» THE REQUEST: Output the material beneath this task exactly, images excluded.

[Stored records]

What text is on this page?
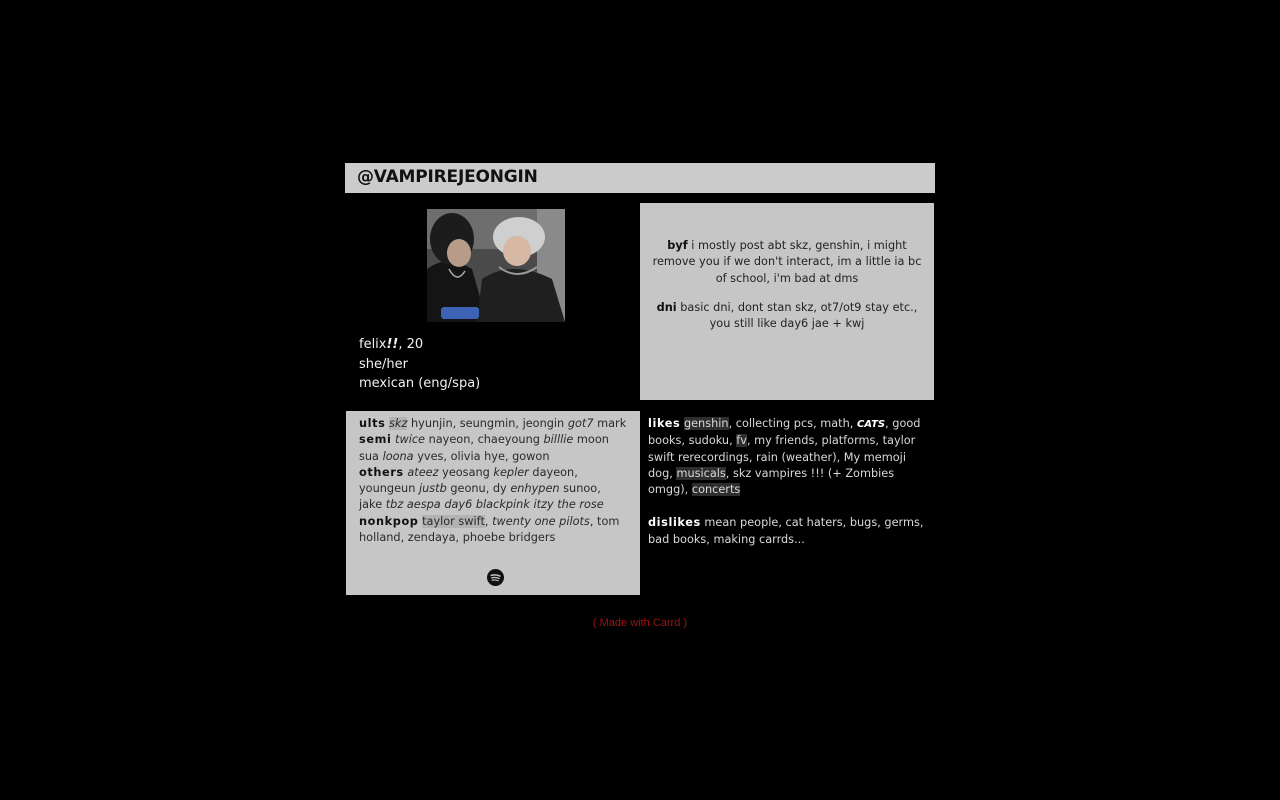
@VAMPIREJEONGIN
felix!!, 20
she/her
mexican (eng/spa)

byf i mostly post abt skz, genshin, i might remove you if we don't interact, im a little ia bc of school, i'm bad at dms

dni basic dni, dont stan skz, ot7/ot9 stay etc., you still like day6 jae + kwj

ults skz hyunjin, seungmin, jeongin got7 mark
semi twice nayeon, chaeyoung billlie moon sua loona yves, olivia hye, gowon
others ateez yeosang kepler dayeon, youngeun justb geonu, dy enhypen sunoo, jake tbz aespa day6 blackpink itzy the rose
nonkpop taylor swift, twenty one pilots, tom holland, zendaya, phoebe bridgers

likes genshin, collecting pcs, math, CATS, good books, sudoku, fv, my friends, platforms, taylor swift rerecordings, rain (weather), My memoji dog, musicals, skz vampires !!! (+ Zombies omgg), concerts

dislikes mean people, cat haters, bugs, germs, bad books, making carrds...

( Made with Carrd )
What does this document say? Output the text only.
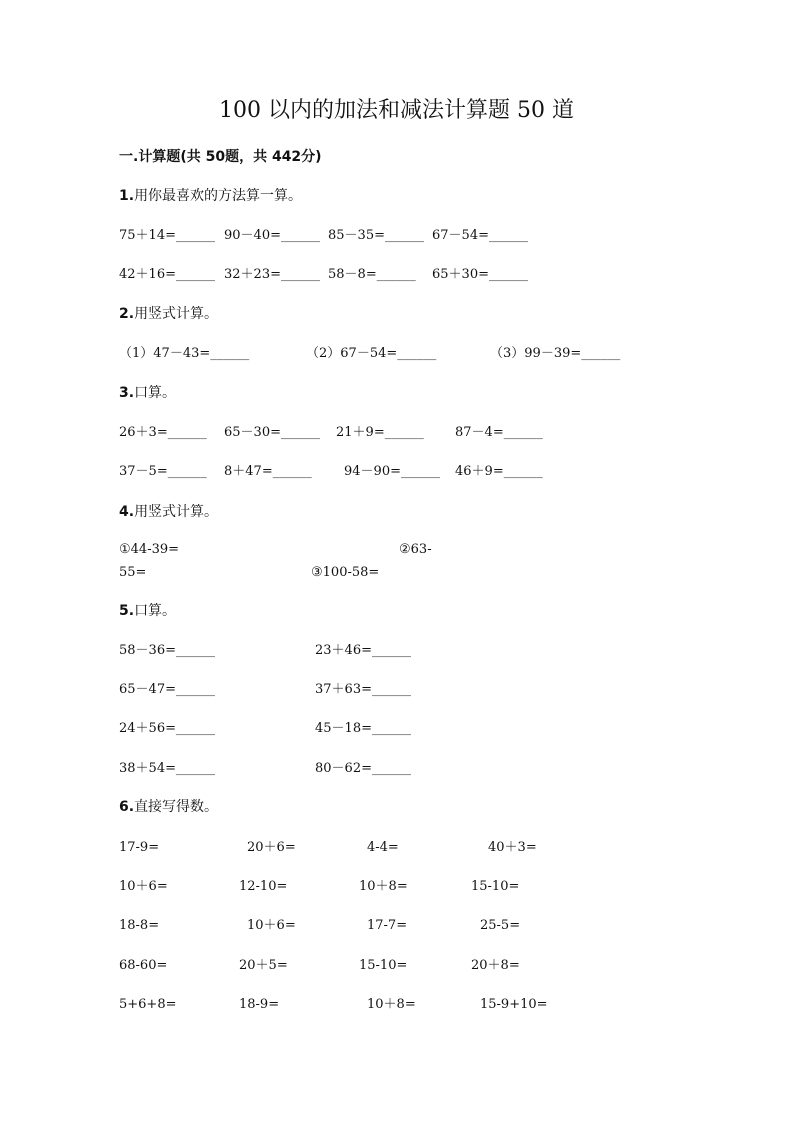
100 以内的加法和减法计算题 50 道
一.计算题(共 50题，共 442分)
1.用你最喜欢的方法算一算。
75＋14=______ 90－40=______ 85－35=______ 67－54=______
42＋16=______ 32＋23=______ 58－8=______ 65＋30=______
2.用竖式计算。
（1）47－43=______	（2）67－54=______	（3）99－39=______
3.口算。
26＋3=______ 65－30=______ 21＋9=______ 87－4=______
37－5=______ 8＋47=______ 94－90=______ 46＋9=______
4.用竖式计算。
①44-39=	②63-
55=	③100-58=
5.口算。
58－36=______	23＋46=______
65－47=______	37＋63=______
24＋56=______	45－18=______
38＋54=______	80－62=______
6.直接写得数。
17-9=	20＋6=	4-4=	40＋3=
10＋6=	12-10=	10＋8=	15-10=
18-8=	10＋6=	17-7=	25-5=
68-60=	20＋5=	15-10=	20＋8=
5+6+8=	18-9=	10＋8=	15-9+10=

» RESULT:
What text is on this page?
@VAMPIREJEONGIN
felix!!, 20
she/her
mexican (eng/spa)

byf i mostly post abt skz, genshin, i might remove you if we don't interact, im a little ia bc of school, i'm bad at dms

dni basic dni, dont stan skz, ot7/ot9 stay etc., you still like day6 jae + kwj

ults skz hyunjin, seungmin, jeongin got7 mark
semi twice nayeon, chaeyoung billlie moon sua loona yves, olivia hye, gowon
others ateez yeosang kepler dayeon, youngeun justb geonu, dy enhypen sunoo, jake tbz aespa day6 blackpink itzy the rose
nonkpop taylor swift, twenty one pilots, tom holland, zendaya, phoebe bridgers

likes genshin, collecting pcs, math, CATS, good books, sudoku, fv, my friends, platforms, taylor swift rerecordings, rain (weather), My memoji dog, musicals, skz vampires !!! (+ Zombies omgg), concerts

dislikes mean people, cat haters, bugs, germs, bad books, making carrds...

( Made with Carrd )
What does this document say? Output the text only.
100 以内的加法和减法计算题 50 道
一.计算题(共 50题，共 442分)
1.用你最喜欢的方法算一算。
75＋14=______ 90－40=______ 85－35=______ 67－54=______
42＋16=______ 32＋23=______ 58－8=______ 65＋30=______
2.用竖式计算。
（1）47－43=______	（2）67－54=______	（3）99－39=______
3.口算。
26＋3=______ 65－30=______ 21＋9=______ 87－4=______
37－5=______ 8＋47=______ 94－90=______ 46＋9=______
4.用竖式计算。
①44-39=	②63-
55=	③100-58=
5.口算。
58－36=______	23＋46=______
65－47=______	37＋63=______
24＋56=______	45－18=______
38＋54=______	80－62=______
6.直接写得数。
17-9=	20＋6=	4-4=	40＋3=
10＋6=	12-10=	10＋8=	15-10=
18-8=	10＋6=	17-7=	25-5=
68-60=	20＋5=	15-10=	20＋8=
5+6+8=	18-9=	10＋8=	15-9+10=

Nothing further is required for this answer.